Given request 1 => In the article on Mosaic Warfare, who explained the concept at DARPA's 60th anniversary symposium?

Mosaic warfare, a peep into multi-domain battle space

There is a need to evaluate Mosaic Warfare and how it is going to affect the battle space and military strategy


Adeela Naureen/Umar Waqar October 17, 2020

The United States Defence Advanced Research Projects Agency (DARPA) is entrusted with the job of research in evolving warfare and concept development for future weapon systems. In the “Mosaic Warfare and Multi-Domain Battle” keynote and panel session at DARPA’s 60th anniversary symposium held in 2018, Dr Timothy Grayson, director of DARPA’s Strategic Technologies Office, explained the concept of Mosaic Warfare and its path to implementation.

Panellists including senior army, navy, and air force flag offers provided critical perspectives on the potential game-changing benefits and daunting challenges of Mosaic Warfare.

Given records =>

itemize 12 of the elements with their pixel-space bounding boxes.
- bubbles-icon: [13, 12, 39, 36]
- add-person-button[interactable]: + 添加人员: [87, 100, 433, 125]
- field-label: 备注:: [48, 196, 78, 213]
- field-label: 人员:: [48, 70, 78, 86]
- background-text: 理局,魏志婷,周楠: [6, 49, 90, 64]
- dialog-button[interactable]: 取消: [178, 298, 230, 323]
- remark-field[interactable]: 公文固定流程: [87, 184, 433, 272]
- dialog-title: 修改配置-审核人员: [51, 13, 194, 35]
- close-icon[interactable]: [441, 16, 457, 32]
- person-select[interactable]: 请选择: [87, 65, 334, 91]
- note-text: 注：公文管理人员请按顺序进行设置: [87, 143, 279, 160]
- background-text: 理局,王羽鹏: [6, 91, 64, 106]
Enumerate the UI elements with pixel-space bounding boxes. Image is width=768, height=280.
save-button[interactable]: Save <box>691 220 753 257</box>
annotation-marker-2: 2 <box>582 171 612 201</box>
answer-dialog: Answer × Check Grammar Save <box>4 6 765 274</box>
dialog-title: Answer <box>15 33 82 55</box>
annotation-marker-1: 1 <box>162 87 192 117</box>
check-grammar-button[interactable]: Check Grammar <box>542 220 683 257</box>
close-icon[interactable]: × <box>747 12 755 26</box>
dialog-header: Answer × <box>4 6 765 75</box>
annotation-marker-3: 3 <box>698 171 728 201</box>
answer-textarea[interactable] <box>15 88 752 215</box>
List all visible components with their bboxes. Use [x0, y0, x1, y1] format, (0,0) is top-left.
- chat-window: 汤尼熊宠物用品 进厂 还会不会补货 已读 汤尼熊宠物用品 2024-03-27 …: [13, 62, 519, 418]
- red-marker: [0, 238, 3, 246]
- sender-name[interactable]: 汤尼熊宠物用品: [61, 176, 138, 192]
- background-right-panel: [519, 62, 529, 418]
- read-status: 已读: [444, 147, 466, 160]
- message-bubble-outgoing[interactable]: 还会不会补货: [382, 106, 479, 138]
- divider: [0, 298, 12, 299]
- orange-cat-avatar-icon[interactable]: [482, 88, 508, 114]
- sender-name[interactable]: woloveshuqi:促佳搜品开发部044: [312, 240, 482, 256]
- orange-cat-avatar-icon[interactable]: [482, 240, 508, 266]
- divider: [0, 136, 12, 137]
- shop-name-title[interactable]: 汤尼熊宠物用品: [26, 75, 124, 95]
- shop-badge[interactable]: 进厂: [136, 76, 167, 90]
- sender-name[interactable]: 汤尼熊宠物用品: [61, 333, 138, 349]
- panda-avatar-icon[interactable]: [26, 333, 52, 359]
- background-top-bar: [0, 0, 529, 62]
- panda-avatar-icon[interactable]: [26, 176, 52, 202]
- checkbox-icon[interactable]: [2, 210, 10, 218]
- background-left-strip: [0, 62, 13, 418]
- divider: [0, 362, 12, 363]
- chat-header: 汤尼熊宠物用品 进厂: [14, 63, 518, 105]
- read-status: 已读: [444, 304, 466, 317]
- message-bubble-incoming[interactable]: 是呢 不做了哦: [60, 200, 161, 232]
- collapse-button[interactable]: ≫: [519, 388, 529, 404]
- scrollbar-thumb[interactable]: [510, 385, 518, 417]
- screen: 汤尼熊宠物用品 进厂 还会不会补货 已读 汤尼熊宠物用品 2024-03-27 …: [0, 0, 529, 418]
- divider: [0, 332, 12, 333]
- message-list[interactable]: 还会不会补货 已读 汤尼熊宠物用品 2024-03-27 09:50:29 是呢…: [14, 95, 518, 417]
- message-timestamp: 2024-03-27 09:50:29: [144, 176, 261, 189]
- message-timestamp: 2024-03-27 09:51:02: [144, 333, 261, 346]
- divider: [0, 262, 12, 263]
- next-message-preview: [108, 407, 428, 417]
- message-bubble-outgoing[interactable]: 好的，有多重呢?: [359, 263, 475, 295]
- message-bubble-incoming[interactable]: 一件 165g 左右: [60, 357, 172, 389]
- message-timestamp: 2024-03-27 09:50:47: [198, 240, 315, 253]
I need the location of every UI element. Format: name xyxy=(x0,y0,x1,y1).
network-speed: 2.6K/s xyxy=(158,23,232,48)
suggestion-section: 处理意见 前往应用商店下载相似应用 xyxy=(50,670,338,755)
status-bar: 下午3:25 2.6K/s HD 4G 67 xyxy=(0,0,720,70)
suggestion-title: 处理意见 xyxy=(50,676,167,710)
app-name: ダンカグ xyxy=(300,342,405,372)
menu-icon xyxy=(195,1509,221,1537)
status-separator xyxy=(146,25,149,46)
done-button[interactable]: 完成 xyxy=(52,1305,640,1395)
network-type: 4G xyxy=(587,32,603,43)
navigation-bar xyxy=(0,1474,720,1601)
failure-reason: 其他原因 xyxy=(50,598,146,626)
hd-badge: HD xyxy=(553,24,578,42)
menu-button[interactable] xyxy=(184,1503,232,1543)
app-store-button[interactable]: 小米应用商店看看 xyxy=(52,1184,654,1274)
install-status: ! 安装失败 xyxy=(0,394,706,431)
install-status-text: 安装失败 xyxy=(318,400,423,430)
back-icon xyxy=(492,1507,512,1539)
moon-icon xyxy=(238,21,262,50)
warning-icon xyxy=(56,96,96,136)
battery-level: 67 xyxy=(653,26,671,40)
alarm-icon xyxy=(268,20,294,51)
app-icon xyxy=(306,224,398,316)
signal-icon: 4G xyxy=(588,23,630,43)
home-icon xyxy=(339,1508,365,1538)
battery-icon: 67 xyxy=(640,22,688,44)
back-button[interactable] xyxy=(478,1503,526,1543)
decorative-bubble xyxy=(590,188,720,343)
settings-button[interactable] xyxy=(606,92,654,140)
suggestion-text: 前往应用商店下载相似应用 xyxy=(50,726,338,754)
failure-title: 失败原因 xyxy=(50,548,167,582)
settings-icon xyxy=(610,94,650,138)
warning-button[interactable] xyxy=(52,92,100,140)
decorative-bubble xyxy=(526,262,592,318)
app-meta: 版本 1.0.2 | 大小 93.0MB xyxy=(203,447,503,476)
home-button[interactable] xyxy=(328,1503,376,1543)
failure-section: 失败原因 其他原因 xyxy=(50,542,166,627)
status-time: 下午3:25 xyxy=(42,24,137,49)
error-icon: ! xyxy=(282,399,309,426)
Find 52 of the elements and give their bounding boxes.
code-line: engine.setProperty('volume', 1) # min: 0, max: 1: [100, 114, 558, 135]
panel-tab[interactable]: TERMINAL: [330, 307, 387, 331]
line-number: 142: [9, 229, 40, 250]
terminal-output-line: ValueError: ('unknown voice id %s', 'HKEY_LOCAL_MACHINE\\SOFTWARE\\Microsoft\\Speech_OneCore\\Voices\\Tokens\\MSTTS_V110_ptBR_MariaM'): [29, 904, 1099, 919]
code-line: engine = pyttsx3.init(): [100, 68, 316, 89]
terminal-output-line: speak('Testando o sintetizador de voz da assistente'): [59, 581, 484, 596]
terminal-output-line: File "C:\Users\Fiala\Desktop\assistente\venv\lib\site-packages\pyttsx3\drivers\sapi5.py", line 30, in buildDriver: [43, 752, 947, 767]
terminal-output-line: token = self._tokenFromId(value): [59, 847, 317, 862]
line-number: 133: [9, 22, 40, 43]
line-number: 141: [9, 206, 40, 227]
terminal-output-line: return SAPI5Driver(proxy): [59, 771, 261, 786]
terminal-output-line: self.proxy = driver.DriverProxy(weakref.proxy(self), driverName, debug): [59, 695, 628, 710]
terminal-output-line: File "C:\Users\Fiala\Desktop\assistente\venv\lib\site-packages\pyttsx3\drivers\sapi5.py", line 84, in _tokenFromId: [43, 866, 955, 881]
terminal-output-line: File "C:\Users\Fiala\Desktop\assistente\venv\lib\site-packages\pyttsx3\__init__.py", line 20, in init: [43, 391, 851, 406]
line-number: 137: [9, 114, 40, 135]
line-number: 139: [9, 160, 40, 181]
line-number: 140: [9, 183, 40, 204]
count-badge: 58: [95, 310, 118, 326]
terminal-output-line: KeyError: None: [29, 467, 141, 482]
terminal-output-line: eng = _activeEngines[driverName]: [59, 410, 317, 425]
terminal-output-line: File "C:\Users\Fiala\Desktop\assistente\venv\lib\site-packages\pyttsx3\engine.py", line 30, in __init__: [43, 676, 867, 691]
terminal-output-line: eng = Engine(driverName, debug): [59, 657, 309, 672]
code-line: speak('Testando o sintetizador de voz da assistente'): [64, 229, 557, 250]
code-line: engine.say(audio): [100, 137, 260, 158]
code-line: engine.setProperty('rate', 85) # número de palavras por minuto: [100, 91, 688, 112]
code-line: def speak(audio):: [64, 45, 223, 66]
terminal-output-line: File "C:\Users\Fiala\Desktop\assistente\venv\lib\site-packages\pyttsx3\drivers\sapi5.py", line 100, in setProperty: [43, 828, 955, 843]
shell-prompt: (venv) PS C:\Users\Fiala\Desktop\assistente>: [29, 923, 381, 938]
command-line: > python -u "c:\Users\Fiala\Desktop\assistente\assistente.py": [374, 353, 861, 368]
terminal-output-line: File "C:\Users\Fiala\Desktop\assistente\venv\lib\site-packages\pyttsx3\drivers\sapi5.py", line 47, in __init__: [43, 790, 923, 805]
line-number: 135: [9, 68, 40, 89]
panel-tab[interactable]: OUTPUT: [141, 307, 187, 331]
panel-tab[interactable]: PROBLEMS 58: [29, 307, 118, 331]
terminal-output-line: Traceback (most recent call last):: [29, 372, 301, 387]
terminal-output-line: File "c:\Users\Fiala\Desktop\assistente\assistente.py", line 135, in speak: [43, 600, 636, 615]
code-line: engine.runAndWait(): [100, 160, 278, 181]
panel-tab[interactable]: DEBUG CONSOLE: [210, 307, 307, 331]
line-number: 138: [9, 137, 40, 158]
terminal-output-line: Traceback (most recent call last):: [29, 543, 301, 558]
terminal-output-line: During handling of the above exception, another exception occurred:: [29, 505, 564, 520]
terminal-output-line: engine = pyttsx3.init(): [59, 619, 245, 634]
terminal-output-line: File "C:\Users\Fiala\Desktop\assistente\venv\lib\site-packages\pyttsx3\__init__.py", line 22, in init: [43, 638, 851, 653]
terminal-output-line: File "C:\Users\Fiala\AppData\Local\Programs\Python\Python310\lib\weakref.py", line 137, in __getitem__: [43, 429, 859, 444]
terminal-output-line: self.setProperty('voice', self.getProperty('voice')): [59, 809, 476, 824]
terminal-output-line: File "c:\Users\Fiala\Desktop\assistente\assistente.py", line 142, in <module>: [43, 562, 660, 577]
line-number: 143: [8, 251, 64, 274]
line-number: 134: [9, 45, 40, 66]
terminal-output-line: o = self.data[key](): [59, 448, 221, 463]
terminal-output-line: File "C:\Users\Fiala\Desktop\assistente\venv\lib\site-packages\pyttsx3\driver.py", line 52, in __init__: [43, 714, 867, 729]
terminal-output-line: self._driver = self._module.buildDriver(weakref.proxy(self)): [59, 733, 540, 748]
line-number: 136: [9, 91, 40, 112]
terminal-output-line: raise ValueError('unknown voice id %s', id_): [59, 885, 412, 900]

Given request 2 => Take the rows from the first one through the line with "Enumerate the UI", substitute "form-label" for "field-label" in them, and give those lines back with nothing else changed.

Worked answer 1 => Dr Timothy Grayson, director of DARPA's Strategic Technologies Office.

Worked answer 2 =>
itemize 12 of the elements with their pixel-space bounding boxes.
- bubbles-icon: [13, 12, 39, 36]
- add-person-button[interactable]: + 添加人员: [87, 100, 433, 125]
- form-label: 备注:: [48, 196, 78, 213]
- form-label: 人员:: [48, 70, 78, 86]
- background-text: 理局,魏志婷,周楠: [6, 49, 90, 64]
- dialog-button[interactable]: 取消: [178, 298, 230, 323]
- remark-field[interactable]: 公文固定流程: [87, 184, 433, 272]
- dialog-title: 修改配置-审核人员: [51, 13, 194, 35]
- close-icon[interactable]: [441, 16, 457, 32]
- person-select[interactable]: 请选择: [87, 65, 334, 91]
- note-text: 注：公文管理人员请按顺序进行设置: [87, 143, 279, 160]
- background-text: 理局,王羽鹏: [6, 91, 64, 106]
Enumerate the UI elements with pixel-space bounding boxes. Image is width=768, height=280.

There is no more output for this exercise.